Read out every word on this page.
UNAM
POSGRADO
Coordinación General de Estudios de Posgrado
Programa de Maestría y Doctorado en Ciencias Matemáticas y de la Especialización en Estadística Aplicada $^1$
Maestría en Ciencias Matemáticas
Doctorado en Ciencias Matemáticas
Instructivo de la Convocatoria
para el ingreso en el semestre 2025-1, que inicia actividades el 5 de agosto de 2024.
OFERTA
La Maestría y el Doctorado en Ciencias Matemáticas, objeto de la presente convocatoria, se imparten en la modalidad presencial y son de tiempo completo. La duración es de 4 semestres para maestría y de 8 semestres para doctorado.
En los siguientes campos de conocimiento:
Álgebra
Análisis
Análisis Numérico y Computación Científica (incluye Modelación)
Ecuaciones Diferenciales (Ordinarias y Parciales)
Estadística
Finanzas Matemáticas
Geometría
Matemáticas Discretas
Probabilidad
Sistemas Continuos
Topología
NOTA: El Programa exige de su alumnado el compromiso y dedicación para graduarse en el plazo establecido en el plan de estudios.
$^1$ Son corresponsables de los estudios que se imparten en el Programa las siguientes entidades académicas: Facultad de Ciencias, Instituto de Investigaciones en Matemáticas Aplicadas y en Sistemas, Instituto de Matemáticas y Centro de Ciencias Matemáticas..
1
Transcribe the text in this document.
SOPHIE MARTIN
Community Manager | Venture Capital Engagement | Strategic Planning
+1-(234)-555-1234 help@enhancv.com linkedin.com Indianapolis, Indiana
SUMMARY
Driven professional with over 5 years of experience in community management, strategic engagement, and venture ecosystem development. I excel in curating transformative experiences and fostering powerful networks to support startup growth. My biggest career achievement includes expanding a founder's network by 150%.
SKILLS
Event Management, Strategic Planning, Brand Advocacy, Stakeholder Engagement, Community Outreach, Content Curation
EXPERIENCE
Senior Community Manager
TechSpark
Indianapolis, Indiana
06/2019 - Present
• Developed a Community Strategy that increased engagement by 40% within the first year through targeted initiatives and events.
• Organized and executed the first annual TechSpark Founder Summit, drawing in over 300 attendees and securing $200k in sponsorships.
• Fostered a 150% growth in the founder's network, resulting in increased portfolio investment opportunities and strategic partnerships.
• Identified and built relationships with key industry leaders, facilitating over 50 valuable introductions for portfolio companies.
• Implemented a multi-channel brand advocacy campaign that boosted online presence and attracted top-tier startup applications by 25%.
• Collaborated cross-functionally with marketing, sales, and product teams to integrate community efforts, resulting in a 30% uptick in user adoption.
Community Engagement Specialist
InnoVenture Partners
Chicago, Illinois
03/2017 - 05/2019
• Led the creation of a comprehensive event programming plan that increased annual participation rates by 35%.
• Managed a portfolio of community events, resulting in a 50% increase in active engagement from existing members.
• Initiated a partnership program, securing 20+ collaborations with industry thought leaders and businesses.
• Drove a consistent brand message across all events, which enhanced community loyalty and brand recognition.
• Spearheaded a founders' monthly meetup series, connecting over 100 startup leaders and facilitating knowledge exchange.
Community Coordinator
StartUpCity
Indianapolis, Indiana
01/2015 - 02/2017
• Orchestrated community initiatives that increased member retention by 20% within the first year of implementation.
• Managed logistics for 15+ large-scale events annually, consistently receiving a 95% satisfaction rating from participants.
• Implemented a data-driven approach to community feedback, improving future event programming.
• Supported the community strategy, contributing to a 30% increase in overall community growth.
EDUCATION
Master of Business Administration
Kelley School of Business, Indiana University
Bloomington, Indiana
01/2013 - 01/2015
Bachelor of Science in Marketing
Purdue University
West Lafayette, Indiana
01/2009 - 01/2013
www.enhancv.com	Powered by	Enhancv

──────────────────────────────

Work required >> Each line of the listing above should be output exactly.

Solution to this task >>
Read out every word on this page.
UNAM
POSGRADO
Coordinación General de Estudios de Posgrado
Programa de Maestría y Doctorado en Ciencias Matemáticas y de la Especialización en Estadística Aplicada $^1$
Maestría en Ciencias Matemáticas
Doctorado en Ciencias Matemáticas
Instructivo de la Convocatoria
para el ingreso en el semestre 2025-1, que inicia actividades el 5 de agosto de 2024.
OFERTA
La Maestría y el Doctorado en Ciencias Matemáticas, objeto de la presente convocatoria, se imparten en la modalidad presencial y son de tiempo completo. La duración es de 4 semestres para maestría y de 8 semestres para doctorado.
En los siguientes campos de conocimiento:
Álgebra
Análisis
Análisis Numérico y Computación Científica (incluye Modelación)
Ecuaciones Diferenciales (Ordinarias y Parciales)
Estadística
Finanzas Matemáticas
Geometría
Matemáticas Discretas
Probabilidad
Sistemas Continuos
Topología
NOTA: El Programa exige de su alumnado el compromiso y dedicación para graduarse en el plazo establecido en el plan de estudios.
$^1$ Son corresponsables de los estudios que se imparten en el Programa las siguientes entidades académicas: Facultad de Ciencias, Instituto de Investigaciones en Matemáticas Aplicadas y en Sistemas, Instituto de Matemáticas y Centro de Ciencias Matemáticas..
1
Transcribe the text in this document.
SOPHIE MARTIN
Community Manager | Venture Capital Engagement | Strategic Planning
+1-(234)-555-1234 help@enhancv.com linkedin.com Indianapolis, Indiana
SUMMARY
Driven professional with over 5 years of experience in community management, strategic engagement, and venture ecosystem development. I excel in curating transformative experiences and fostering powerful networks to support startup growth. My biggest career achievement includes expanding a founder's network by 150%.
SKILLS
Event Management, Strategic Planning, Brand Advocacy, Stakeholder Engagement, Community Outreach, Content Curation
EXPERIENCE
Senior Community Manager
TechSpark
Indianapolis, Indiana
06/2019 - Present
• Developed a Community Strategy that increased engagement by 40% within the first year through targeted initiatives and events.
• Organized and executed the first annual TechSpark Founder Summit, drawing in over 300 attendees and securing $200k in sponsorships.
• Fostered a 150% growth in the founder's network, resulting in increased portfolio investment opportunities and strategic partnerships.
• Identified and built relationships with key industry leaders, facilitating over 50 valuable introductions for portfolio companies.
• Implemented a multi-channel brand advocacy campaign that boosted online presence and attracted top-tier startup applications by 25%.
• Collaborated cross-functionally with marketing, sales, and product teams to integrate community efforts, resulting in a 30% uptick in user adoption.
Community Engagement Specialist
InnoVenture Partners
Chicago, Illinois
03/2017 - 05/2019
• Led the creation of a comprehensive event programming plan that increased annual participation rates by 35%.
• Managed a portfolio of community events, resulting in a 50% increase in active engagement from existing members.
• Initiated a partnership program, securing 20+ collaborations with industry thought leaders and businesses.
• Drove a consistent brand message across all events, which enhanced community loyalty and brand recognition.
• Spearheaded a founders' monthly meetup series, connecting over 100 startup leaders and facilitating knowledge exchange.
Community Coordinator
StartUpCity
Indianapolis, Indiana
01/2015 - 02/2017
• Orchestrated community initiatives that increased member retention by 20% within the first year of implementation.
• Managed logistics for 15+ large-scale events annually, consistently receiving a 95% satisfaction rating from participants.
• Implemented a data-driven approach to community feedback, improving future event programming.
• Supported the community strategy, contributing to a 30% increase in overall community growth.
EDUCATION
Master of Business Administration
Kelley School of Business, Indiana University
Bloomington, Indiana
01/2013 - 01/2015
Bachelor of Science in Marketing
Purdue University
West Lafayette, Indiana
01/2009 - 01/2013
www.enhancv.com	Powered by	Enhancv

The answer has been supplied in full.